◆ Given instruction: Type out all the records word for word. Any pictures are to be left out.

Stored data entries:
%%

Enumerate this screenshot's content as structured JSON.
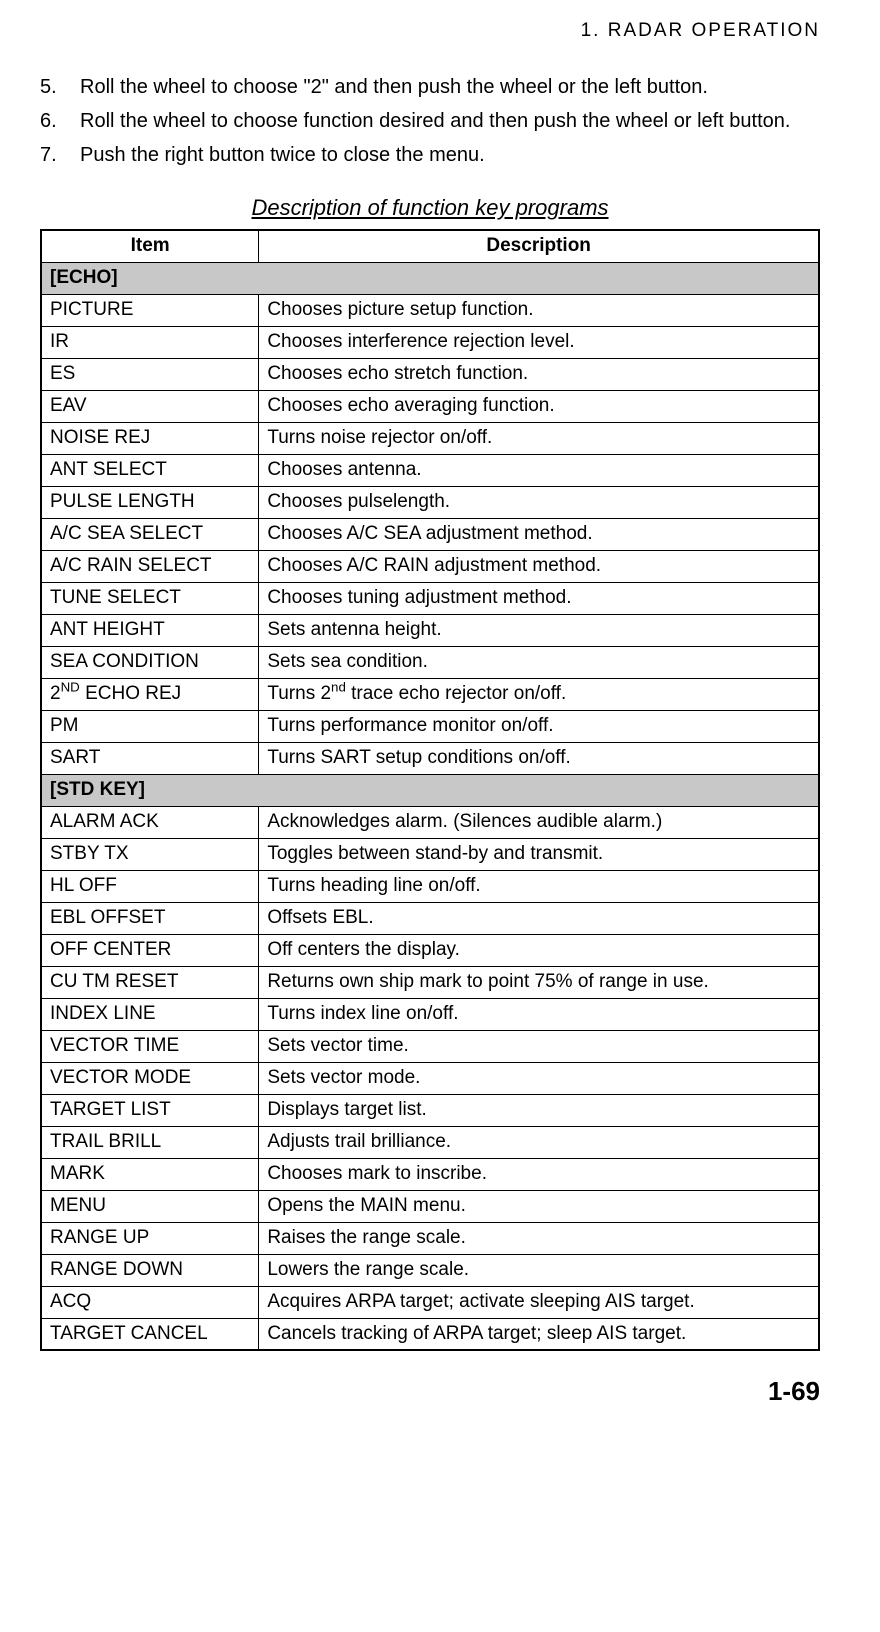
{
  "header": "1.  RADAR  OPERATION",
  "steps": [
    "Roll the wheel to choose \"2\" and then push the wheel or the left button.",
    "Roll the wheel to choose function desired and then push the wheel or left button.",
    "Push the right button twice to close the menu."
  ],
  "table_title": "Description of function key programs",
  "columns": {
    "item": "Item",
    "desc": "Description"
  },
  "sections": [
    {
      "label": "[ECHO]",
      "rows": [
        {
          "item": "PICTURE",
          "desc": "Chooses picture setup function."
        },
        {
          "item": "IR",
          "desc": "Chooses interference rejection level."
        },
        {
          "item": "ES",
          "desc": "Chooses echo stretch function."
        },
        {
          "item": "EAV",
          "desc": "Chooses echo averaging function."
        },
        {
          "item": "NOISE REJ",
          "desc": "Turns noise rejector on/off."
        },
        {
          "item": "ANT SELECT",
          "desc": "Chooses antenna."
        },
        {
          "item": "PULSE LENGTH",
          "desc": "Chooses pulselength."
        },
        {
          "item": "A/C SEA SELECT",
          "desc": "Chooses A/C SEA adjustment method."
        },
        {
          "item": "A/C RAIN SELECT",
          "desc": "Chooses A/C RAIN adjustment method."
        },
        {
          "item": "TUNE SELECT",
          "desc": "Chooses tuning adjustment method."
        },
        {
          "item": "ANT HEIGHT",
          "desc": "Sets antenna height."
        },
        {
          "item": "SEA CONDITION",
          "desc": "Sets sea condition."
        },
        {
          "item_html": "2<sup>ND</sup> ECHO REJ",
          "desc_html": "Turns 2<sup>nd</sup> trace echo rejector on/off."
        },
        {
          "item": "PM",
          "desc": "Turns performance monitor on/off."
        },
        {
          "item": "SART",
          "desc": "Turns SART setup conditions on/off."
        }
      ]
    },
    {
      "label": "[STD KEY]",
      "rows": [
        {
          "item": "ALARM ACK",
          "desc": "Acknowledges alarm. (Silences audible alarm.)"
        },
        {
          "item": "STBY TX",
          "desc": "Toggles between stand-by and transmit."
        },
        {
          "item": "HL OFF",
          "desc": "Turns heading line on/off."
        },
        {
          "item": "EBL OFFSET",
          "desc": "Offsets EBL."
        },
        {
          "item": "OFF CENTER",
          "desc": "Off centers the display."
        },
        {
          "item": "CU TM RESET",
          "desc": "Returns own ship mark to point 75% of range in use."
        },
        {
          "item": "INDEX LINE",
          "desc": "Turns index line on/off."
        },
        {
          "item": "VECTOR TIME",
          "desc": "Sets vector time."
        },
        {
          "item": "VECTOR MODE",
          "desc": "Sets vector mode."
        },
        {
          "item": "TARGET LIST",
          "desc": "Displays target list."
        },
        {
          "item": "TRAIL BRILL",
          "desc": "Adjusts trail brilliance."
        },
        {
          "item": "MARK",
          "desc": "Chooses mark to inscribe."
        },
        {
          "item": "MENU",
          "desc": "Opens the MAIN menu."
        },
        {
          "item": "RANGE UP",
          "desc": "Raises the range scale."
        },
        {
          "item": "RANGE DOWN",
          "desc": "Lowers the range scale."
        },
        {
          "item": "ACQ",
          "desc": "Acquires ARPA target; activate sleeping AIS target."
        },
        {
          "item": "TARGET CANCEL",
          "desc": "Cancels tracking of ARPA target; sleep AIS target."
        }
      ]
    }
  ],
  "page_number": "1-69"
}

%%

◆ Exercise answer:
Enumerate this screenshot's content as structured JSON.
{
  "header": "1.  RADAR  OPERATION",
  "steps": [
    "Roll the wheel to choose \"2\" and then push the wheel or the left button.",
    "Roll the wheel to choose function desired and then push the wheel or left button.",
    "Push the right button twice to close the menu."
  ],
  "table_title": "Description of function key programs",
  "columns": {
    "item": "Item",
    "desc": "Description"
  },
  "sections": [
    {
      "label": "[ECHO]",
      "rows": [
        {
          "item": "PICTURE",
          "desc": "Chooses picture setup function."
        },
        {
          "item": "IR",
          "desc": "Chooses interference rejection level."
        },
        {
          "item": "ES",
          "desc": "Chooses echo stretch function."
        },
        {
          "item": "EAV",
          "desc": "Chooses echo averaging function."
        },
        {
          "item": "NOISE REJ",
          "desc": "Turns noise rejector on/off."
        },
        {
          "item": "ANT SELECT",
          "desc": "Chooses antenna."
        },
        {
          "item": "PULSE LENGTH",
          "desc": "Chooses pulselength."
        },
        {
          "item": "A/C SEA SELECT",
          "desc": "Chooses A/C SEA adjustment method."
        },
        {
          "item": "A/C RAIN SELECT",
          "desc": "Chooses A/C RAIN adjustment method."
        },
        {
          "item": "TUNE SELECT",
          "desc": "Chooses tuning adjustment method."
        },
        {
          "item": "ANT HEIGHT",
          "desc": "Sets antenna height."
        },
        {
          "item": "SEA CONDITION",
          "desc": "Sets sea condition."
        },
        {
          "item_html": "2<sup>ND</sup> ECHO REJ",
          "desc_html": "Turns 2<sup>nd</sup> trace echo rejector on/off."
        },
        {
          "item": "PM",
          "desc": "Turns performance monitor on/off."
        },
        {
          "item": "SART",
          "desc": "Turns SART setup conditions on/off."
        }
      ]
    },
    {
      "label": "[STD KEY]",
      "rows": [
        {
          "item": "ALARM ACK",
          "desc": "Acknowledges alarm. (Silences audible alarm.)"
        },
        {
          "item": "STBY TX",
          "desc": "Toggles between stand-by and transmit."
        },
        {
          "item": "HL OFF",
          "desc": "Turns heading line on/off."
        },
        {
          "item": "EBL OFFSET",
          "desc": "Offsets EBL."
        },
        {
          "item": "OFF CENTER",
          "desc": "Off centers the display."
        },
        {
          "item": "CU TM RESET",
          "desc": "Returns own ship mark to point 75% of range in use."
        },
        {
          "item": "INDEX LINE",
          "desc": "Turns index line on/off."
        },
        {
          "item": "VECTOR TIME",
          "desc": "Sets vector time."
        },
        {
          "item": "VECTOR MODE",
          "desc": "Sets vector mode."
        },
        {
          "item": "TARGET LIST",
          "desc": "Displays target list."
        },
        {
          "item": "TRAIL BRILL",
          "desc": "Adjusts trail brilliance."
        },
        {
          "item": "MARK",
          "desc": "Chooses mark to inscribe."
        },
        {
          "item": "MENU",
          "desc": "Opens the MAIN menu."
        },
        {
          "item": "RANGE UP",
          "desc": "Raises the range scale."
        },
        {
          "item": "RANGE DOWN",
          "desc": "Lowers the range scale."
        },
        {
          "item": "ACQ",
          "desc": "Acquires ARPA target; activate sleeping AIS target."
        },
        {
          "item": "TARGET CANCEL",
          "desc": "Cancels tracking of ARPA target; sleep AIS target."
        }
      ]
    }
  ],
  "page_number": "1-69"
}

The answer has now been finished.